__Provided records__
○ ○ ○
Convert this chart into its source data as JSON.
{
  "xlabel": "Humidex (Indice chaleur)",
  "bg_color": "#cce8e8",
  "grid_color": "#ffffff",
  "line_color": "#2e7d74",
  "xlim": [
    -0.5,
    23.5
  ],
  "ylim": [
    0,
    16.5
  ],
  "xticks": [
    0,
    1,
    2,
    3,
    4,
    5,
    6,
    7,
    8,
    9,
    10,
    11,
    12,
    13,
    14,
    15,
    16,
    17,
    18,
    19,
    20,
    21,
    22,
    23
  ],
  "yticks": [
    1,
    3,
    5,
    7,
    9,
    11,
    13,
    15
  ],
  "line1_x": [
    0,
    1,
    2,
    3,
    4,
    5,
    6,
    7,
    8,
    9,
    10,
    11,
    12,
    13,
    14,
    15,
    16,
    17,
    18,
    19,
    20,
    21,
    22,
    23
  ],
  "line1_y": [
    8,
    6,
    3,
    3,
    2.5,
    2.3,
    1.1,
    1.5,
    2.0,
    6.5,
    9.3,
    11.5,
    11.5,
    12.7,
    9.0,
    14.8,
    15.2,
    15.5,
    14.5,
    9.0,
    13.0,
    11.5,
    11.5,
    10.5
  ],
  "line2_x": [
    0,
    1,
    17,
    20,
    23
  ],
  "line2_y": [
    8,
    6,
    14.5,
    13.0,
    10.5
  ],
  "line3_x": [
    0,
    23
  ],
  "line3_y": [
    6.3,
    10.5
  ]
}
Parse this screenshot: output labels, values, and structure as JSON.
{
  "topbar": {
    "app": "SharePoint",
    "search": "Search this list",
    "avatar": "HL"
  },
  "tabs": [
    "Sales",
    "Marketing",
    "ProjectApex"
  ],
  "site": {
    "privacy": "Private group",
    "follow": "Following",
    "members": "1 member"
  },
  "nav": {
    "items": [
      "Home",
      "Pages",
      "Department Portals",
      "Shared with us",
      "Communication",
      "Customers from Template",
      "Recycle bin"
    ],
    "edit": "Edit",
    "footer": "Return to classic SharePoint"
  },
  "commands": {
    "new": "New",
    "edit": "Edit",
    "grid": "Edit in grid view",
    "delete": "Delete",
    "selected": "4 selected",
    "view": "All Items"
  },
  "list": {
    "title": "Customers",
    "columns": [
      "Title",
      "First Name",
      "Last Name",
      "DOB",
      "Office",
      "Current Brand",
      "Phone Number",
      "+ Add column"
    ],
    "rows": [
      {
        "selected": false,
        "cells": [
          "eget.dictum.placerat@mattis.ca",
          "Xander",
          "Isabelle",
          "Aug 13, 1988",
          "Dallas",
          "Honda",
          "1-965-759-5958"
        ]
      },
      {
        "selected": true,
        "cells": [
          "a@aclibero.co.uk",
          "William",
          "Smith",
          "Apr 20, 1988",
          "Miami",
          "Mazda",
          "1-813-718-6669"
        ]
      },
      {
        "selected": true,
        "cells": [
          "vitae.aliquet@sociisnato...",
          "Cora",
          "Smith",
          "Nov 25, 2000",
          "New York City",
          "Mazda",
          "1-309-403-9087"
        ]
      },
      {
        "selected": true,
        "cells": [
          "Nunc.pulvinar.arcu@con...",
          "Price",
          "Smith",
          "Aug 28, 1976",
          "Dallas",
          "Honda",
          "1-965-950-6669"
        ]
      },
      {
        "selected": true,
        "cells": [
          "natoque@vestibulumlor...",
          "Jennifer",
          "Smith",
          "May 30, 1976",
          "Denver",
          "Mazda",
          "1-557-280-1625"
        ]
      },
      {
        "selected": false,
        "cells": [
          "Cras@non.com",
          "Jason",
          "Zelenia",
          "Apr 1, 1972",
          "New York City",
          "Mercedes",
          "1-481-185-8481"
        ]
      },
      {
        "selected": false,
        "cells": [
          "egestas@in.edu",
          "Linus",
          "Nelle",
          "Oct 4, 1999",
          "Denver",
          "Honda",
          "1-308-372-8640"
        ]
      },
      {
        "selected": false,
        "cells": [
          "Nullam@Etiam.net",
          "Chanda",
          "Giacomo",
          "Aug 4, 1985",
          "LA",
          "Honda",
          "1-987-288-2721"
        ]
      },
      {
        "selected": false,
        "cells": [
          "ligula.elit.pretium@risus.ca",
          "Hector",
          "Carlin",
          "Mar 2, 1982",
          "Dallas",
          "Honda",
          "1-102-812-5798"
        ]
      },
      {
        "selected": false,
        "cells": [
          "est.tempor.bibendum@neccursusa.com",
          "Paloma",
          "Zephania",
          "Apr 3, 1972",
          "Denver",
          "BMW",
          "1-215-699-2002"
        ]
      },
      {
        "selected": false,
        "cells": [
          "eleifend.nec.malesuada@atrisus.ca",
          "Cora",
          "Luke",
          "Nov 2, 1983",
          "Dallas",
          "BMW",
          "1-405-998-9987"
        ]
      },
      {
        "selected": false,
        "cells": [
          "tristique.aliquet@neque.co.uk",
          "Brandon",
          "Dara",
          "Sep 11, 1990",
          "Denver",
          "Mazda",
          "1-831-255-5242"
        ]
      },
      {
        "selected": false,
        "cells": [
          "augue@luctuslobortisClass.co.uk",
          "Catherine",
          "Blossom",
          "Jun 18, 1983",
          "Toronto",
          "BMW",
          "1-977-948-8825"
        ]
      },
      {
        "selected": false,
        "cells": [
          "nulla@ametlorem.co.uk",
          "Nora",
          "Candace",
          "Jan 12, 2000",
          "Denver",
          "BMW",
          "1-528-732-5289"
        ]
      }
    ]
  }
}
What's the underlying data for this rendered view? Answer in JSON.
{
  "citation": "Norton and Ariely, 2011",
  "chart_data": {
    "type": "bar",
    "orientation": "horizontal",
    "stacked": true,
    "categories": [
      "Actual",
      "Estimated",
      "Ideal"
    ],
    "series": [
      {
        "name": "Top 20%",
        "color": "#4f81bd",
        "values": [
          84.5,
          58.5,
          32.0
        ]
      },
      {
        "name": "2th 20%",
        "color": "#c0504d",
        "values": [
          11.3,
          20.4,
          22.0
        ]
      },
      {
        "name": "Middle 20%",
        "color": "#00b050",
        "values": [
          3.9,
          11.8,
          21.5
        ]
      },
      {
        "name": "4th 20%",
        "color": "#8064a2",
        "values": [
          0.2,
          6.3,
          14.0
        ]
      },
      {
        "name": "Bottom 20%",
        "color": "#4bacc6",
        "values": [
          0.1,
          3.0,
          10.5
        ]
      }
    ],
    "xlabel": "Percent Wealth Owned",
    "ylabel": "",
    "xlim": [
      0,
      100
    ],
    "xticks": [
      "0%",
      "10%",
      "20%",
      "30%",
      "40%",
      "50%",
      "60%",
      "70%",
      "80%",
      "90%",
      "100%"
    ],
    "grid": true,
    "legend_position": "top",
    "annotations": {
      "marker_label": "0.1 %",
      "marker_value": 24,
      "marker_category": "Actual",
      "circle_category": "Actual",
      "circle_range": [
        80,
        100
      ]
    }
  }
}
○ ○ ○
__Request__
Please quote the records above exactly, without skipping a line.

__In response__
Convert this chart into its source data as JSON.
{
  "xlabel": "Humidex (Indice chaleur)",
  "bg_color": "#cce8e8",
  "grid_color": "#ffffff",
  "line_color": "#2e7d74",
  "xlim": [
    -0.5,
    23.5
  ],
  "ylim": [
    0,
    16.5
  ],
  "xticks": [
    0,
    1,
    2,
    3,
    4,
    5,
    6,
    7,
    8,
    9,
    10,
    11,
    12,
    13,
    14,
    15,
    16,
    17,
    18,
    19,
    20,
    21,
    22,
    23
  ],
  "yticks": [
    1,
    3,
    5,
    7,
    9,
    11,
    13,
    15
  ],
  "line1_x": [
    0,
    1,
    2,
    3,
    4,
    5,
    6,
    7,
    8,
    9,
    10,
    11,
    12,
    13,
    14,
    15,
    16,
    17,
    18,
    19,
    20,
    21,
    22,
    23
  ],
  "line1_y": [
    8,
    6,
    3,
    3,
    2.5,
    2.3,
    1.1,
    1.5,
    2.0,
    6.5,
    9.3,
    11.5,
    11.5,
    12.7,
    9.0,
    14.8,
    15.2,
    15.5,
    14.5,
    9.0,
    13.0,
    11.5,
    11.5,
    10.5
  ],
  "line2_x": [
    0,
    1,
    17,
    20,
    23
  ],
  "line2_y": [
    8,
    6,
    14.5,
    13.0,
    10.5
  ],
  "line3_x": [
    0,
    23
  ],
  "line3_y": [
    6.3,
    10.5
  ]
}
Parse this screenshot: output labels, values, and structure as JSON.
{
  "topbar": {
    "app": "SharePoint",
    "search": "Search this list",
    "avatar": "HL"
  },
  "tabs": [
    "Sales",
    "Marketing",
    "ProjectApex"
  ],
  "site": {
    "privacy": "Private group",
    "follow": "Following",
    "members": "1 member"
  },
  "nav": {
    "items": [
      "Home",
      "Pages",
      "Department Portals",
      "Shared with us",
      "Communication",
      "Customers from Template",
      "Recycle bin"
    ],
    "edit": "Edit",
    "footer": "Return to classic SharePoint"
  },
  "commands": {
    "new": "New",
    "edit": "Edit",
    "grid": "Edit in grid view",
    "delete": "Delete",
    "selected": "4 selected",
    "view": "All Items"
  },
  "list": {
    "title": "Customers",
    "columns": [
      "Title",
      "First Name",
      "Last Name",
      "DOB",
      "Office",
      "Current Brand",
      "Phone Number",
      "+ Add column"
    ],
    "rows": [
      {
        "selected": false,
        "cells": [
          "eget.dictum.placerat@mattis.ca",
          "Xander",
          "Isabelle",
          "Aug 13, 1988",
          "Dallas",
          "Honda",
          "1-965-759-5958"
        ]
      },
      {
        "selected": true,
        "cells": [
          "a@aclibero.co.uk",
          "William",
          "Smith",
          "Apr 20, 1988",
          "Miami",
          "Mazda",
          "1-813-718-6669"
        ]
      },
      {
        "selected": true,
        "cells": [
          "vitae.aliquet@sociisnato...",
          "Cora",
          "Smith",
          "Nov 25, 2000",
          "New York City",
          "Mazda",
          "1-309-403-9087"
        ]
      },
      {
        "selected": true,
        "cells": [
          "Nunc.pulvinar.arcu@con...",
          "Price",
          "Smith",
          "Aug 28, 1976",
          "Dallas",
          "Honda",
          "1-965-950-6669"
        ]
      },
      {
        "selected": true,
        "cells": [
          "natoque@vestibulumlor...",
          "Jennifer",
          "Smith",
          "May 30, 1976",
          "Denver",
          "Mazda",
          "1-557-280-1625"
        ]
      },
      {
        "selected": false,
        "cells": [
          "Cras@non.com",
          "Jason",
          "Zelenia",
          "Apr 1, 1972",
          "New York City",
          "Mercedes",
          "1-481-185-8481"
        ]
      },
      {
        "selected": false,
        "cells": [
          "egestas@in.edu",
          "Linus",
          "Nelle",
          "Oct 4, 1999",
          "Denver",
          "Honda",
          "1-308-372-8640"
        ]
      },
      {
        "selected": false,
        "cells": [
          "Nullam@Etiam.net",
          "Chanda",
          "Giacomo",
          "Aug 4, 1985",
          "LA",
          "Honda",
          "1-987-288-2721"
        ]
      },
      {
        "selected": false,
        "cells": [
          "ligula.elit.pretium@risus.ca",
          "Hector",
          "Carlin",
          "Mar 2, 1982",
          "Dallas",
          "Honda",
          "1-102-812-5798"
        ]
      },
      {
        "selected": false,
        "cells": [
          "est.tempor.bibendum@neccursusa.com",
          "Paloma",
          "Zephania",
          "Apr 3, 1972",
          "Denver",
          "BMW",
          "1-215-699-2002"
        ]
      },
      {
        "selected": false,
        "cells": [
          "eleifend.nec.malesuada@atrisus.ca",
          "Cora",
          "Luke",
          "Nov 2, 1983",
          "Dallas",
          "BMW",
          "1-405-998-9987"
        ]
      },
      {
        "selected": false,
        "cells": [
          "tristique.aliquet@neque.co.uk",
          "Brandon",
          "Dara",
          "Sep 11, 1990",
          "Denver",
          "Mazda",
          "1-831-255-5242"
        ]
      },
      {
        "selected": false,
        "cells": [
          "augue@luctuslobortisClass.co.uk",
          "Catherine",
          "Blossom",
          "Jun 18, 1983",
          "Toronto",
          "BMW",
          "1-977-948-8825"
        ]
      },
      {
        "selected": false,
        "cells": [
          "nulla@ametlorem.co.uk",
          "Nora",
          "Candace",
          "Jan 12, 2000",
          "Denver",
          "BMW",
          "1-528-732-5289"
        ]
      }
    ]
  }
}
What's the underlying data for this rendered view? Answer in JSON.
{
  "citation": "Norton and Ariely, 2011",
  "chart_data": {
    "type": "bar",
    "orientation": "horizontal",
    "stacked": true,
    "categories": [
      "Actual",
      "Estimated",
      "Ideal"
    ],
    "series": [
      {
        "name": "Top 20%",
        "color": "#4f81bd",
        "values": [
          84.5,
          58.5,
          32.0
        ]
      },
      {
        "name": "2th 20%",
        "color": "#c0504d",
        "values": [
          11.3,
          20.4,
          22.0
        ]
      },
      {
        "name": "Middle 20%",
        "color": "#00b050",
        "values": [
          3.9,
          11.8,
          21.5
        ]
      },
      {
        "name": "4th 20%",
        "color": "#8064a2",
        "values": [
          0.2,
          6.3,
          14.0
        ]
      },
      {
        "name": "Bottom 20%",
        "color": "#4bacc6",
        "values": [
          0.1,
          3.0,
          10.5
        ]
      }
    ],
    "xlabel": "Percent Wealth Owned",
    "ylabel": "",
    "xlim": [
      0,
      100
    ],
    "xticks": [
      "0%",
      "10%",
      "20%",
      "30%",
      "40%",
      "50%",
      "60%",
      "70%",
      "80%",
      "90%",
      "100%"
    ],
    "grid": true,
    "legend_position": "top",
    "annotations": {
      "marker_label": "0.1 %",
      "marker_value": 24,
      "marker_category": "Actual",
      "circle_category": "Actual",
      "circle_range": [
        80,
        100
      ]
    }
  }
}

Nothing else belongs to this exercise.